**Problem to solve**
Write out the material exactly. Do not include the pictures.

================

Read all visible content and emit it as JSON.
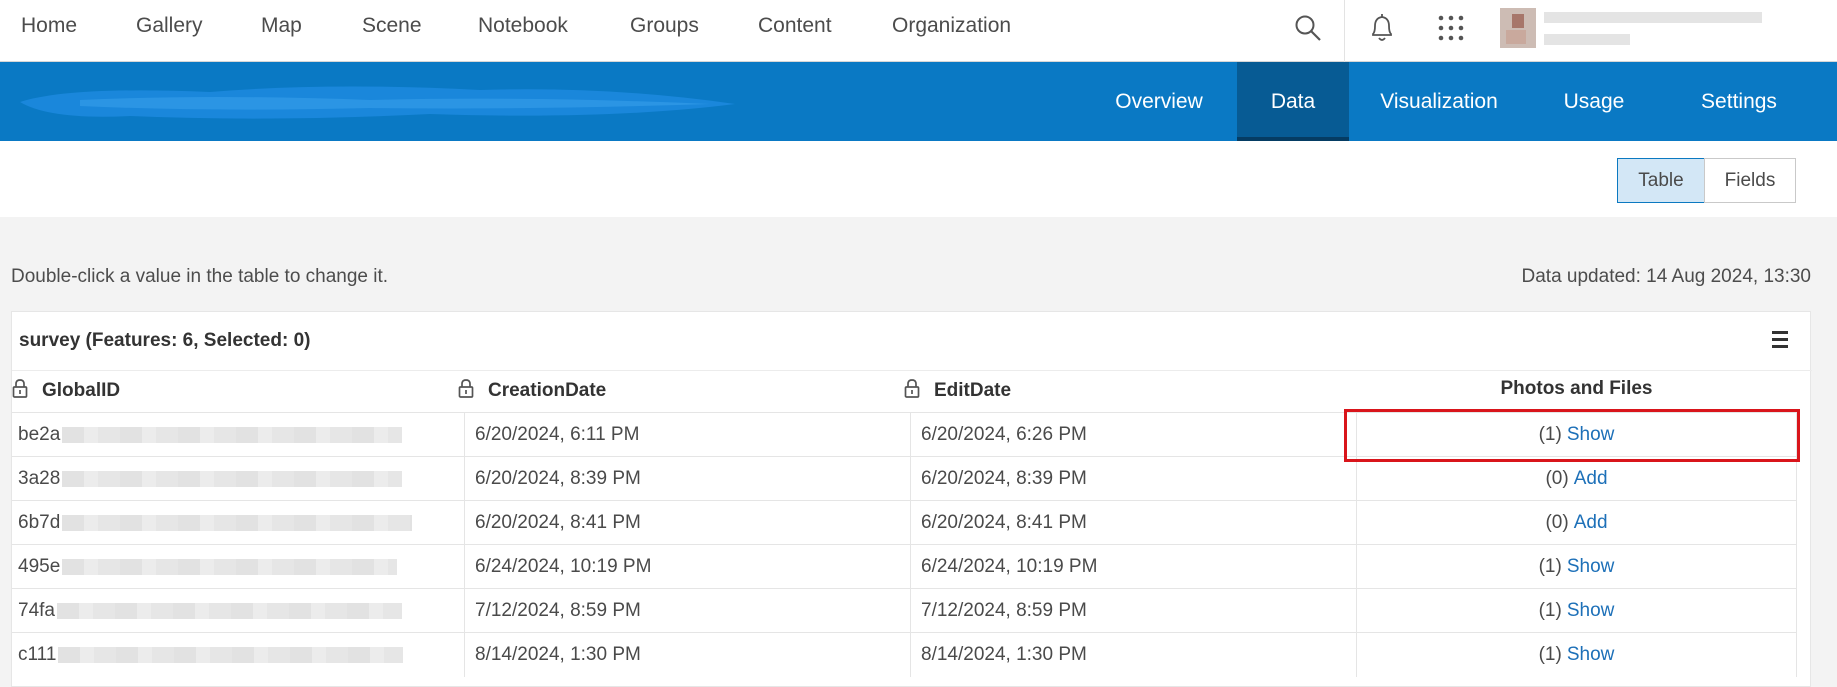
{
  "topnav": {
    "links": [
      "Home",
      "Gallery",
      "Map",
      "Scene",
      "Notebook",
      "Groups",
      "Content",
      "Organization"
    ],
    "icons": [
      "search-icon",
      "bell-icon",
      "apps-grid-icon"
    ]
  },
  "item_header": {
    "tabs": [
      "Overview",
      "Data",
      "Visualization",
      "Usage",
      "Settings"
    ],
    "active_tab": "Data"
  },
  "view_toggle": {
    "table_label": "Table",
    "fields_label": "Fields",
    "selected": "Table"
  },
  "hint": "Double-click a value in the table to change it.",
  "updated": "Data updated: 14 Aug 2024, 13:30",
  "table": {
    "title": "survey (Features: 6, Selected: 0)",
    "columns": [
      "GlobalID",
      "CreationDate",
      "EditDate",
      "Photos and Files"
    ],
    "rows": [
      {
        "globalid": "be2a",
        "created": "6/20/2024, 6:11 PM",
        "edited": "6/20/2024, 6:26 PM",
        "count": "(1)",
        "action": "Show"
      },
      {
        "globalid": "3a28",
        "created": "6/20/2024, 8:39 PM",
        "edited": "6/20/2024, 8:39 PM",
        "count": "(0)",
        "action": "Add"
      },
      {
        "globalid": "6b7d",
        "created": "6/20/2024, 8:41 PM",
        "edited": "6/20/2024, 8:41 PM",
        "count": "(0)",
        "action": "Add"
      },
      {
        "globalid": "495e",
        "created": "6/24/2024, 10:19 PM",
        "edited": "6/24/2024, 10:19 PM",
        "count": "(1)",
        "action": "Show"
      },
      {
        "globalid": "74fa",
        "created": "7/12/2024, 8:59 PM",
        "edited": "7/12/2024, 8:59 PM",
        "count": "(1)",
        "action": "Show"
      },
      {
        "globalid": "c111",
        "created": "8/14/2024, 1:30 PM",
        "edited": "8/14/2024, 1:30 PM",
        "count": "(1)",
        "action": "Show"
      }
    ]
  },
  "colors": {
    "brand_blue": "#0a79c4",
    "active_tab": "#075b94",
    "link": "#1d70b8",
    "highlight": "#d9151b"
  }
}
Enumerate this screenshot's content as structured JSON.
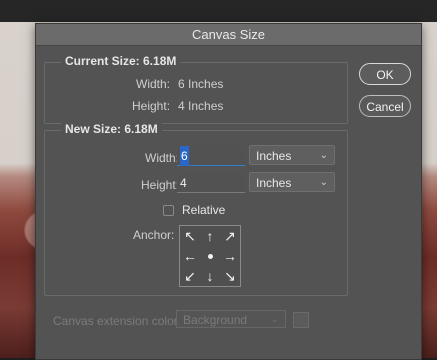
{
  "window": {
    "title": "Canvas Size"
  },
  "buttons": {
    "ok": "OK",
    "cancel": "Cancel"
  },
  "current_size": {
    "title": "Current Size: 6.18M",
    "width_label": "Width:",
    "width_value": "6 Inches",
    "height_label": "Height:",
    "height_value": "4 Inches"
  },
  "new_size": {
    "title": "New Size: 6.18M",
    "width_label": "Width:",
    "width_value": "6",
    "width_unit": "Inches",
    "height_label": "Height:",
    "height_value": "4",
    "height_unit": "Inches",
    "relative_label": "Relative",
    "relative_checked": false,
    "anchor_label": "Anchor:",
    "anchor_arrows": [
      "↖",
      "↑",
      "↗",
      "←",
      "•",
      "→",
      "↙",
      "↓",
      "↘"
    ]
  },
  "extension": {
    "label": "Canvas extension color:",
    "value": "Background"
  },
  "colors": {
    "dialog_bg": "#535353",
    "accent_selection": "#2a67c8"
  }
}
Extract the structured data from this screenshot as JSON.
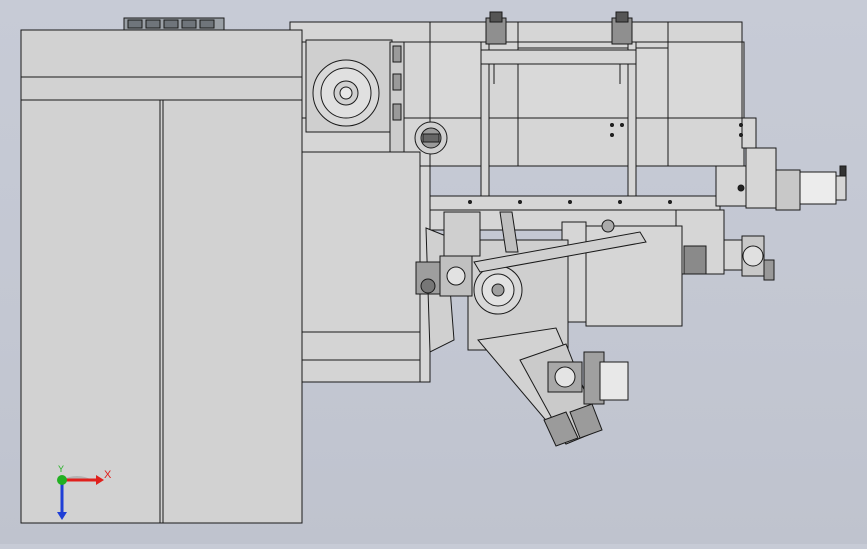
{
  "viewport": {
    "background_top": "#c7cbd6",
    "background_bottom": "#bfc3ce",
    "part_fill": "#d4d4d4",
    "part_fill_light": "#dcdcdc",
    "edge_color": "#1a1a1a"
  },
  "triad": {
    "x_label": "X",
    "y_label": "Y",
    "x_color": "#e0201c",
    "y_color": "#22b022",
    "z_color": "#1f3fd6"
  }
}
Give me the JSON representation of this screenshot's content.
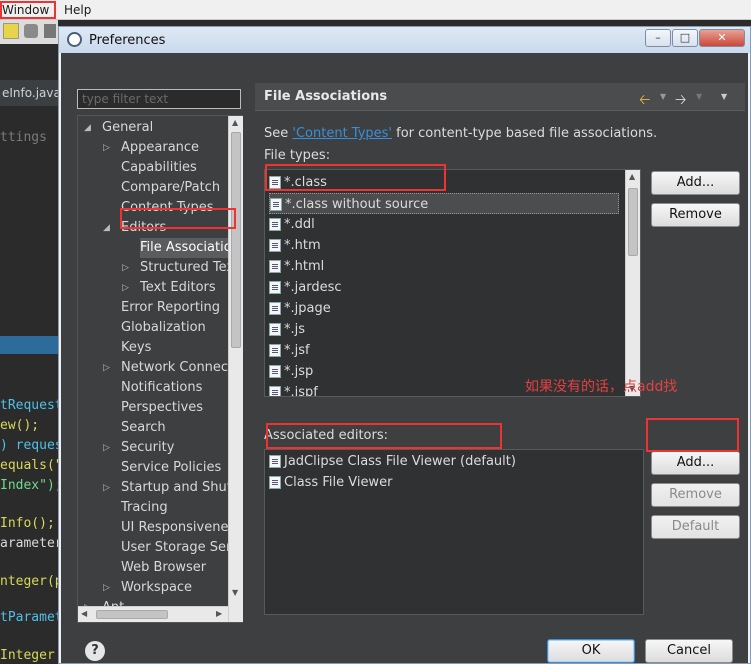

================

**Task output**
Read all visible content and emit it as JSON.
{
  "topnav": {
    "links": [
      "Home",
      "Gallery",
      "Map",
      "Scene",
      "Notebook",
      "Groups",
      "Content",
      "Organization"
    ],
    "icons": [
      "search-icon",
      "bell-icon",
      "apps-grid-icon"
    ]
  },
  "item_header": {
    "tabs": [
      "Overview",
      "Data",
      "Visualization",
      "Usage",
      "Settings"
    ],
    "active_tab": "Data"
  },
  "view_toggle": {
    "table_label": "Table",
    "fields_label": "Fields",
    "selected": "Table"
  },
  "hint": "Double-click a value in the table to change it.",
  "updated": "Data updated: 14 Aug 2024, 13:30",
  "table": {
    "title": "survey (Features: 6, Selected: 0)",
    "columns": [
      "GlobalID",
      "CreationDate",
      "EditDate",
      "Photos and Files"
    ],
    "rows": [
      {
        "globalid": "be2a",
        "created": "6/20/2024, 6:11 PM",
        "edited": "6/20/2024, 6:26 PM",
        "count": "(1)",
        "action": "Show"
      },
      {
        "globalid": "3a28",
        "created": "6/20/2024, 8:39 PM",
        "edited": "6/20/2024, 8:39 PM",
        "count": "(0)",
        "action": "Add"
      },
      {
        "globalid": "6b7d",
        "created": "6/20/2024, 8:41 PM",
        "edited": "6/20/2024, 8:41 PM",
        "count": "(0)",
        "action": "Add"
      },
      {
        "globalid": "495e",
        "created": "6/24/2024, 10:19 PM",
        "edited": "6/24/2024, 10:19 PM",
        "count": "(1)",
        "action": "Show"
      },
      {
        "globalid": "74fa",
        "created": "7/12/2024, 8:59 PM",
        "edited": "7/12/2024, 8:59 PM",
        "count": "(1)",
        "action": "Show"
      },
      {
        "globalid": "c111",
        "created": "8/14/2024, 1:30 PM",
        "edited": "8/14/2024, 1:30 PM",
        "count": "(1)",
        "action": "Show"
      }
    ]
  },
  "colors": {
    "brand_blue": "#0a79c4",
    "active_tab": "#075b94",
    "link": "#1d70b8",
    "highlight": "#d9151b"
  }
}
Enumerate this screenshot's content as structured JSON.
{
  "window": {
    "title": "Canvas Size"
  },
  "buttons": {
    "ok": "OK",
    "cancel": "Cancel"
  },
  "current_size": {
    "title": "Current Size: 6.18M",
    "width_label": "Width:",
    "width_value": "6 Inches",
    "height_label": "Height:",
    "height_value": "4 Inches"
  },
  "new_size": {
    "title": "New Size: 6.18M",
    "width_label": "Width:",
    "width_value": "6",
    "width_unit": "Inches",
    "height_label": "Height:",
    "height_value": "4",
    "height_unit": "Inches",
    "relative_label": "Relative",
    "relative_checked": false,
    "anchor_label": "Anchor:",
    "anchor_arrows": [
      "↖",
      "↑",
      "↗",
      "←",
      "•",
      "→",
      "↙",
      "↓",
      "↘"
    ]
  },
  "extension": {
    "label": "Canvas extension color:",
    "value": "Background"
  },
  "colors": {
    "dialog_bg": "#535353",
    "accent_selection": "#2a67c8"
  }
}
Extract the structured data from this screenshot as JSON.
{
  "viewport": {
    "background_top": "#c7cbd6",
    "background_bottom": "#bfc3ce",
    "part_fill": "#d4d4d4",
    "part_fill_light": "#dcdcdc",
    "edge_color": "#1a1a1a"
  },
  "triad": {
    "x_label": "X",
    "y_label": "Y",
    "x_color": "#e0201c",
    "y_color": "#22b022",
    "z_color": "#1f3fd6"
  }
}
Give me the JSON representation of this screenshot's content.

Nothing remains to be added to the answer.